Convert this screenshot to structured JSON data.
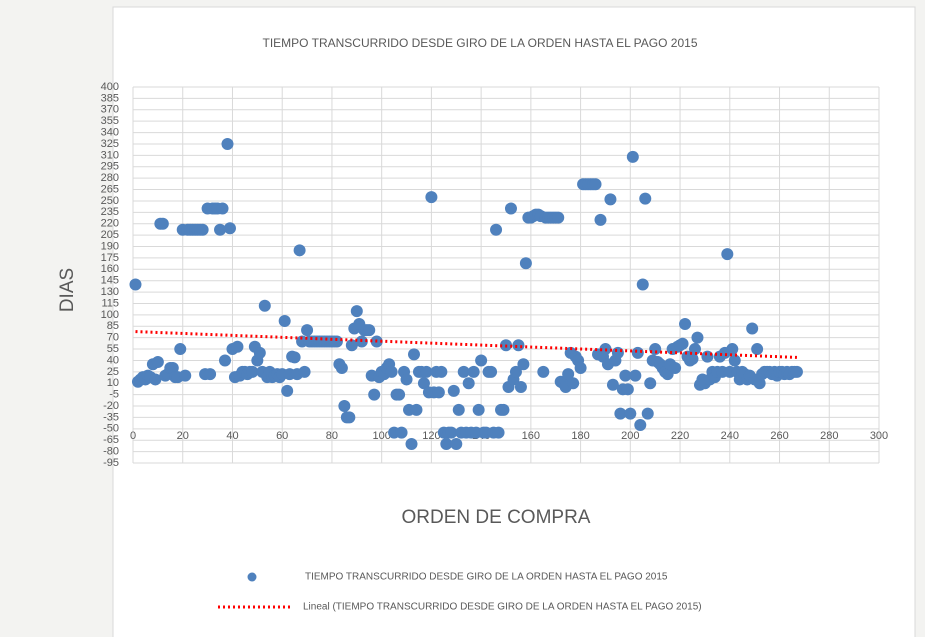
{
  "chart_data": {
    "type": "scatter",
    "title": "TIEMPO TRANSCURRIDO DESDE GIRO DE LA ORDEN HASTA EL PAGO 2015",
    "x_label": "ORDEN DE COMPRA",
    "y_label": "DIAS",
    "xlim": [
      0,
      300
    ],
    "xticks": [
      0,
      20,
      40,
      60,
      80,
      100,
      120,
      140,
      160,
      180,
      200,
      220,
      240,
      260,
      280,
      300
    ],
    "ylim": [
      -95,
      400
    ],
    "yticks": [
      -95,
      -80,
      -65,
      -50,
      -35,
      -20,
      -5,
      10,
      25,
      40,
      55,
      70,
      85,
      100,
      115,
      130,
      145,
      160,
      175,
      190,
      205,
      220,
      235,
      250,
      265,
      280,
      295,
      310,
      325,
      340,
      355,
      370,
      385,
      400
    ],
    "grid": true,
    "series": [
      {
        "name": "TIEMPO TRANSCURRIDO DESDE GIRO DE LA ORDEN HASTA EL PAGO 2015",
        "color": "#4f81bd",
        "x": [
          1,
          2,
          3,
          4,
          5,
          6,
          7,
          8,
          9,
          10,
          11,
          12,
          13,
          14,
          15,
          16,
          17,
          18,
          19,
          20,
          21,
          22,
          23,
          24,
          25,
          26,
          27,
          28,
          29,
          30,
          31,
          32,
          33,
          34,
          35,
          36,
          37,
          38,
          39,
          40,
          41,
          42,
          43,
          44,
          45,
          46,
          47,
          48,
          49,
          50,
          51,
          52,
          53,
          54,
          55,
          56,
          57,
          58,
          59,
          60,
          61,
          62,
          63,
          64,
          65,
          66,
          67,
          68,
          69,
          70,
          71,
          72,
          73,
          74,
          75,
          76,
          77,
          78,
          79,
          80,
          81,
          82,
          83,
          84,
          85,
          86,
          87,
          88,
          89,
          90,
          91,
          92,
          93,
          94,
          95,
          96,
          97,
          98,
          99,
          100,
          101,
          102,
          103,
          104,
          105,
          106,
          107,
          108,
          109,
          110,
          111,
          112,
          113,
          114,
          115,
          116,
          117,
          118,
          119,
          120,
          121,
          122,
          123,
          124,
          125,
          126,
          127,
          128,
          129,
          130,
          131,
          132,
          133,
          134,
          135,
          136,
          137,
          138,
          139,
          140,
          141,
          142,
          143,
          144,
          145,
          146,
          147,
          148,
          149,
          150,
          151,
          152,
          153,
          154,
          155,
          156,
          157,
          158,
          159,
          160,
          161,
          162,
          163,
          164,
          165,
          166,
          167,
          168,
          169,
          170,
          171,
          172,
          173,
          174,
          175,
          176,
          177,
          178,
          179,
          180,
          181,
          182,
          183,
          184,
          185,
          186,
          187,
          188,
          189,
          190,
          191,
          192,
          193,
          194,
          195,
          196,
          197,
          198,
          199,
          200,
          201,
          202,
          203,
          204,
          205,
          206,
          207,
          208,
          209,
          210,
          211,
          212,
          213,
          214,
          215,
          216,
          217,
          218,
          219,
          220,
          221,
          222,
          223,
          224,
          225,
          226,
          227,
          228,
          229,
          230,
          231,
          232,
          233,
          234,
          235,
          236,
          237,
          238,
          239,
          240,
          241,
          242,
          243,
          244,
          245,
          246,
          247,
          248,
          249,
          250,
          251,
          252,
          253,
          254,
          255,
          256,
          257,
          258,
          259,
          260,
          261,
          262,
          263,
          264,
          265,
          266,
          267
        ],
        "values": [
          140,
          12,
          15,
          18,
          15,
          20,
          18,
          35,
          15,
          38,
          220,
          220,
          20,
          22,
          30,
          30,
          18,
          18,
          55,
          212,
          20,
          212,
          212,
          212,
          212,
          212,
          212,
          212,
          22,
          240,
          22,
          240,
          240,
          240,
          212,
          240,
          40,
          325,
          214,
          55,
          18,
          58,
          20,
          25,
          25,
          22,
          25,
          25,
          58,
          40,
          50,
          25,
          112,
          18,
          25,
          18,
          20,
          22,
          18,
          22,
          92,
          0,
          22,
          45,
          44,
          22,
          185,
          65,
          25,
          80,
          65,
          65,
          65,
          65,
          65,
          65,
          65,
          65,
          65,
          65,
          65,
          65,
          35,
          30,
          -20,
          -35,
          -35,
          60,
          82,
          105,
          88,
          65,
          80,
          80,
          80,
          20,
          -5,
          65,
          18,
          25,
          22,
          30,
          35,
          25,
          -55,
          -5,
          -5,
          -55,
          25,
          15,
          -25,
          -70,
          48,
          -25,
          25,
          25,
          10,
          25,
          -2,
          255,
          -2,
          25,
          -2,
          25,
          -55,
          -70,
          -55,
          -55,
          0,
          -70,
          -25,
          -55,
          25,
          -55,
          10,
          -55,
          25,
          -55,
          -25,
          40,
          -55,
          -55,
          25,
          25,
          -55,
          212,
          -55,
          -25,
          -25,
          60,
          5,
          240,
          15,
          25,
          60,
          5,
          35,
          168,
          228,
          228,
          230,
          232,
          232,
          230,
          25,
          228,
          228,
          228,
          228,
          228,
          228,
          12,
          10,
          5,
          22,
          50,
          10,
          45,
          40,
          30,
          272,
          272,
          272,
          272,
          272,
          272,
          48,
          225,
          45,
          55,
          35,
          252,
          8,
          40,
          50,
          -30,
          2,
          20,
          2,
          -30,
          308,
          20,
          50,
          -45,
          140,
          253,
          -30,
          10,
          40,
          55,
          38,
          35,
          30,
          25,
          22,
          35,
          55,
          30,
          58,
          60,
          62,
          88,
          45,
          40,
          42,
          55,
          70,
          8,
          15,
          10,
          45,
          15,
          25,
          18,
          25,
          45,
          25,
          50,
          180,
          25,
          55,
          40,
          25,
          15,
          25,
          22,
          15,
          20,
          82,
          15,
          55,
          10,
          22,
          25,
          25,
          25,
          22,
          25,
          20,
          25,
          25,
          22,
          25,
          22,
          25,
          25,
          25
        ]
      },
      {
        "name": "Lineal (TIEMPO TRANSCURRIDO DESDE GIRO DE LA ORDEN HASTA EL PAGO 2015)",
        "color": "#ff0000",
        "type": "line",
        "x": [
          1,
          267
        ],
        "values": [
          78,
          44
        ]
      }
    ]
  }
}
...
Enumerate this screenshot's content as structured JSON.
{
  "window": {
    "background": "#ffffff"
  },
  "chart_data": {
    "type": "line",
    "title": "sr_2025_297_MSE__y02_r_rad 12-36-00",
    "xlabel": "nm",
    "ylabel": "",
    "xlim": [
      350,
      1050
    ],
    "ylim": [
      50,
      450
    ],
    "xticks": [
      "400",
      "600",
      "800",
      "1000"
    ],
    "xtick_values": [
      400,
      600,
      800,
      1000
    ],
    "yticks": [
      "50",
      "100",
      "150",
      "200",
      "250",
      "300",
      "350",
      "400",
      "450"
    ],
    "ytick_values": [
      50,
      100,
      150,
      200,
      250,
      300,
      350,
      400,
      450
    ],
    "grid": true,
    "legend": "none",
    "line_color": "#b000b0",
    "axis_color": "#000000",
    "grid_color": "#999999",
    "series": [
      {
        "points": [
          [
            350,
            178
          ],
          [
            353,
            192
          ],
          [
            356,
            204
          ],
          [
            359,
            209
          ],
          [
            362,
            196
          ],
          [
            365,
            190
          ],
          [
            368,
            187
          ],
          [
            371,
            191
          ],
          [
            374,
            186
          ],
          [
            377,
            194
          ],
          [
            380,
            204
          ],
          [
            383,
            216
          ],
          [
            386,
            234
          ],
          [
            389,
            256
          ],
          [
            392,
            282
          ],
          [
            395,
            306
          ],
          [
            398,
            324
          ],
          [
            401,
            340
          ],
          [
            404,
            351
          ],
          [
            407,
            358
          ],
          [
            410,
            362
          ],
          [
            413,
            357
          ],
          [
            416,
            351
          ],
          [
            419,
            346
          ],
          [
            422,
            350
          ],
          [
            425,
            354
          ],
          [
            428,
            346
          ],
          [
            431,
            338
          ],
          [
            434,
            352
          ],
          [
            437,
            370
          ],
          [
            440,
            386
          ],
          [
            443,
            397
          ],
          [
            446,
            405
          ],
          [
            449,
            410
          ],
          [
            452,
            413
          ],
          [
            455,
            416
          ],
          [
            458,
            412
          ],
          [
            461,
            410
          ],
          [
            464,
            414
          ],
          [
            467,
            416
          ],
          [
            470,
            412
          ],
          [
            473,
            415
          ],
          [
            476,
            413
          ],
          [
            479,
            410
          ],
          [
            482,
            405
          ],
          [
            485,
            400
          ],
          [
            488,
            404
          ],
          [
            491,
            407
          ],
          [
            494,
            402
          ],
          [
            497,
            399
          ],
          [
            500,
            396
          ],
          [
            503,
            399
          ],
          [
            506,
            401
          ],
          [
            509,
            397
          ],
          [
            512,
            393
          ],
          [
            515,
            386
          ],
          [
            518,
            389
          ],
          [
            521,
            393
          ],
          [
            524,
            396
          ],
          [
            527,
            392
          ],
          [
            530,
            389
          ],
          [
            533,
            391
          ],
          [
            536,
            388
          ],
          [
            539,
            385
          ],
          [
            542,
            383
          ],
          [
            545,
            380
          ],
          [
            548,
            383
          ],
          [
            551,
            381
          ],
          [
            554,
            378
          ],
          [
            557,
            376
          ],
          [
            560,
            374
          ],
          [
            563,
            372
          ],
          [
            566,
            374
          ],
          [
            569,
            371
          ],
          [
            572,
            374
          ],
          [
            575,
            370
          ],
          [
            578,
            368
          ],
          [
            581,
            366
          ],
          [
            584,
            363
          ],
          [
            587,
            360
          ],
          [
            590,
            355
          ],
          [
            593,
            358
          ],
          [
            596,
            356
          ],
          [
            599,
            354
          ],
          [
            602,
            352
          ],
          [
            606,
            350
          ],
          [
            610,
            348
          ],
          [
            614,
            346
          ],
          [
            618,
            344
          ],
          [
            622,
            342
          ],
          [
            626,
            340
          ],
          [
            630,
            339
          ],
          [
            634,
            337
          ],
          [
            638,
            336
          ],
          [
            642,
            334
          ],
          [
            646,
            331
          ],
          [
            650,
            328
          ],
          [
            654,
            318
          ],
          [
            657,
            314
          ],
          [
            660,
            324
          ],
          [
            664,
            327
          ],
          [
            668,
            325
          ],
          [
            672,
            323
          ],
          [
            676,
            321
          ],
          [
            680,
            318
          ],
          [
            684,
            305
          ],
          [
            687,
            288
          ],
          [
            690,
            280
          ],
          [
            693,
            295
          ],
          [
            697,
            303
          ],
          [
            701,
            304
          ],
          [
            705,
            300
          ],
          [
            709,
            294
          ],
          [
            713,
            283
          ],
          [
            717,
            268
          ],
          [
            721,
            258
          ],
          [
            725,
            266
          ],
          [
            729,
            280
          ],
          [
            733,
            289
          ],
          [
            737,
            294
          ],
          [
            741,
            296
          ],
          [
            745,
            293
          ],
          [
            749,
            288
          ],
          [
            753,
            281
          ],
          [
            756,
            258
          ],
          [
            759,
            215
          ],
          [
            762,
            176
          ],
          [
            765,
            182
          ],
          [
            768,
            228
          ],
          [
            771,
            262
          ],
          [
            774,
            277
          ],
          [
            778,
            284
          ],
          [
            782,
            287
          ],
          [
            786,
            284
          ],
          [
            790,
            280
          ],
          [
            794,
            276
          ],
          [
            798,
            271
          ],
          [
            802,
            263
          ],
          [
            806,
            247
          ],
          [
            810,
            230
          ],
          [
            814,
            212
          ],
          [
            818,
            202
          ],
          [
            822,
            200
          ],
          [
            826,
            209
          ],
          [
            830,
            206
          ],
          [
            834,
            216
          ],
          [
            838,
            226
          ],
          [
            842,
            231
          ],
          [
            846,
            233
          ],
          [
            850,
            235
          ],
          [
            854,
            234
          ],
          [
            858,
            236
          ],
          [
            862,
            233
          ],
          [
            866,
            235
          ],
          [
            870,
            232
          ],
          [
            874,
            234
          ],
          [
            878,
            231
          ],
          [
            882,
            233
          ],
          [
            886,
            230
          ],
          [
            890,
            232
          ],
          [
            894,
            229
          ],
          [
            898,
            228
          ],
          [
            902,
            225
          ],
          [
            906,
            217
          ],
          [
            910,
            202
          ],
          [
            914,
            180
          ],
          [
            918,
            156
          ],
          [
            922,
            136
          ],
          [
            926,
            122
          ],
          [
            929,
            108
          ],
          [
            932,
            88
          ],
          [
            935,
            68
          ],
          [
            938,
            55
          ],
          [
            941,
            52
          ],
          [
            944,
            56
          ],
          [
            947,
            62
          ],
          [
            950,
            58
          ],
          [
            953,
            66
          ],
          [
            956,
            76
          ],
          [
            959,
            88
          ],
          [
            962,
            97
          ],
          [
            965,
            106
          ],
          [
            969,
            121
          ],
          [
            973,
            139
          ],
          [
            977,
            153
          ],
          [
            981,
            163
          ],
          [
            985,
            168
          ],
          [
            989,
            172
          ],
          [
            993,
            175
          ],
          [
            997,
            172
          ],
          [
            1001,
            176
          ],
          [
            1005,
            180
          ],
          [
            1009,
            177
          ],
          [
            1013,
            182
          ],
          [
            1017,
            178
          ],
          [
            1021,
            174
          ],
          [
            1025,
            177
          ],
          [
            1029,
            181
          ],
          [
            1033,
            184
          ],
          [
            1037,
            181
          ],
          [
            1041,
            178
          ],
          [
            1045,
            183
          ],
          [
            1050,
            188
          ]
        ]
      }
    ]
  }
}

**The request**: Pull every line containing "DESDE" from the data.

**Response**:
    "title": "TIEMPO TRANSCURRIDO DESDE GIRO DE LA ORDEN HASTA EL PAGO 2015",
        "name": "TIEMPO TRANSCURRIDO DESDE GIRO DE LA ORDEN HASTA EL PAGO 2015",
        "name": "Lineal (TIEMPO TRANSCURRIDO DESDE GIRO DE LA ORDEN HASTA EL PAGO 2015)",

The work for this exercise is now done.